# EXERCISE DESCRIPTION:
Print all entries word for word.

# MATERIAL:
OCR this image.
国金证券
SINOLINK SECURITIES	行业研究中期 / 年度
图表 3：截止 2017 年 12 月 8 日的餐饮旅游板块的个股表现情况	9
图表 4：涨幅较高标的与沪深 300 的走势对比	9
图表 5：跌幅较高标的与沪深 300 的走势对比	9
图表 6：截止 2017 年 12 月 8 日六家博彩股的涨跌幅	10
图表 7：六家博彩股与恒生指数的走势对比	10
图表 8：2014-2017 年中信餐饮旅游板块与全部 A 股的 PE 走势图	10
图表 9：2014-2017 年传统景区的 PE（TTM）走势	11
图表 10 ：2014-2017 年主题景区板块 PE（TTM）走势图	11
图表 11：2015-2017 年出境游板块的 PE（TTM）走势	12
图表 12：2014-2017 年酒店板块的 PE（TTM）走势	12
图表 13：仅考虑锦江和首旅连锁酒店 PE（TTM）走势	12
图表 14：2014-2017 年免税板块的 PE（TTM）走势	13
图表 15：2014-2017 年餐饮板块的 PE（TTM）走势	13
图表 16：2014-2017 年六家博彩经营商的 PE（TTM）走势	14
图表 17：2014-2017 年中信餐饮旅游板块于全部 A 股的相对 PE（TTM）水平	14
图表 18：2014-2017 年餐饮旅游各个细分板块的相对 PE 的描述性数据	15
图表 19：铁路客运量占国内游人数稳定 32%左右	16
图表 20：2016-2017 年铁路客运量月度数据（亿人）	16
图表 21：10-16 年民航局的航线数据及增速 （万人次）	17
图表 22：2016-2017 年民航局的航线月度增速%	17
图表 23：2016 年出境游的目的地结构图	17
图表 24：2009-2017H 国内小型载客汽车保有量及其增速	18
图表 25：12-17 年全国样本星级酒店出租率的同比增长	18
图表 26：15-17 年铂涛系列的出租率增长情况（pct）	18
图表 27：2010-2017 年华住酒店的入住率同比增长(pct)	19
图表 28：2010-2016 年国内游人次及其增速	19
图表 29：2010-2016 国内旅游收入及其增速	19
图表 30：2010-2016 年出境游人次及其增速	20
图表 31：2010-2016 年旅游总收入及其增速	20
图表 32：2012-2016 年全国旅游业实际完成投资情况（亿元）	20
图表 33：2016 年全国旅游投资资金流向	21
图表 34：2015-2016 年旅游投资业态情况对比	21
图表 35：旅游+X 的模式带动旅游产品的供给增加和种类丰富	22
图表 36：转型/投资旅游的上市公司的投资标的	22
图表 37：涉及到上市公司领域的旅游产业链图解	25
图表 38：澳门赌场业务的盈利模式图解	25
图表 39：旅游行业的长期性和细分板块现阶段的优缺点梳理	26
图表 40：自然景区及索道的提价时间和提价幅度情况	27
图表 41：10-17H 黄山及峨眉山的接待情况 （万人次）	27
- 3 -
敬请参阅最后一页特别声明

# REPLY TO THE TASK:
OCR this image.
国金证券
SINOLINK SECURITIES	行业研究中期 / 年度
图表 3：截止 2017 年 12 月 8 日的餐饮旅游板块的个股表现情况	9
图表 4：涨幅较高标的与沪深 300 的走势对比	9
图表 5：跌幅较高标的与沪深 300 的走势对比	9
图表 6：截止 2017 年 12 月 8 日六家博彩股的涨跌幅	10
图表 7：六家博彩股与恒生指数的走势对比	10
图表 8：2014-2017 年中信餐饮旅游板块与全部 A 股的 PE 走势图	10
图表 9：2014-2017 年传统景区的 PE（TTM）走势	11
图表 10 ：2014-2017 年主题景区板块 PE（TTM）走势图	11
图表 11：2015-2017 年出境游板块的 PE（TTM）走势	12
图表 12：2014-2017 年酒店板块的 PE（TTM）走势	12
图表 13：仅考虑锦江和首旅连锁酒店 PE（TTM）走势	12
图表 14：2014-2017 年免税板块的 PE（TTM）走势	13
图表 15：2014-2017 年餐饮板块的 PE（TTM）走势	13
图表 16：2014-2017 年六家博彩经营商的 PE（TTM）走势	14
图表 17：2014-2017 年中信餐饮旅游板块于全部 A 股的相对 PE（TTM）水平	14
图表 18：2014-2017 年餐饮旅游各个细分板块的相对 PE 的描述性数据	15
图表 19：铁路客运量占国内游人数稳定 32%左右	16
图表 20：2016-2017 年铁路客运量月度数据（亿人）	16
图表 21：10-16 年民航局的航线数据及增速 （万人次）	17
图表 22：2016-2017 年民航局的航线月度增速%	17
图表 23：2016 年出境游的目的地结构图	17
图表 24：2009-2017H 国内小型载客汽车保有量及其增速	18
图表 25：12-17 年全国样本星级酒店出租率的同比增长	18
图表 26：15-17 年铂涛系列的出租率增长情况（pct）	18
图表 27：2010-2017 年华住酒店的入住率同比增长(pct)	19
图表 28：2010-2016 年国内游人次及其增速	19
图表 29：2010-2016 国内旅游收入及其增速	19
图表 30：2010-2016 年出境游人次及其增速	20
图表 31：2010-2016 年旅游总收入及其增速	20
图表 32：2012-2016 年全国旅游业实际完成投资情况（亿元）	20
图表 33：2016 年全国旅游投资资金流向	21
图表 34：2015-2016 年旅游投资业态情况对比	21
图表 35：旅游+X 的模式带动旅游产品的供给增加和种类丰富	22
图表 36：转型/投资旅游的上市公司的投资标的	22
图表 37：涉及到上市公司领域的旅游产业链图解	25
图表 38：澳门赌场业务的盈利模式图解	25
图表 39：旅游行业的长期性和细分板块现阶段的优缺点梳理	26
图表 40：自然景区及索道的提价时间和提价幅度情况	27
图表 41：10-17H 黄山及峨眉山的接待情况 （万人次）	27
- 3 -
敬请参阅最后一页特别声明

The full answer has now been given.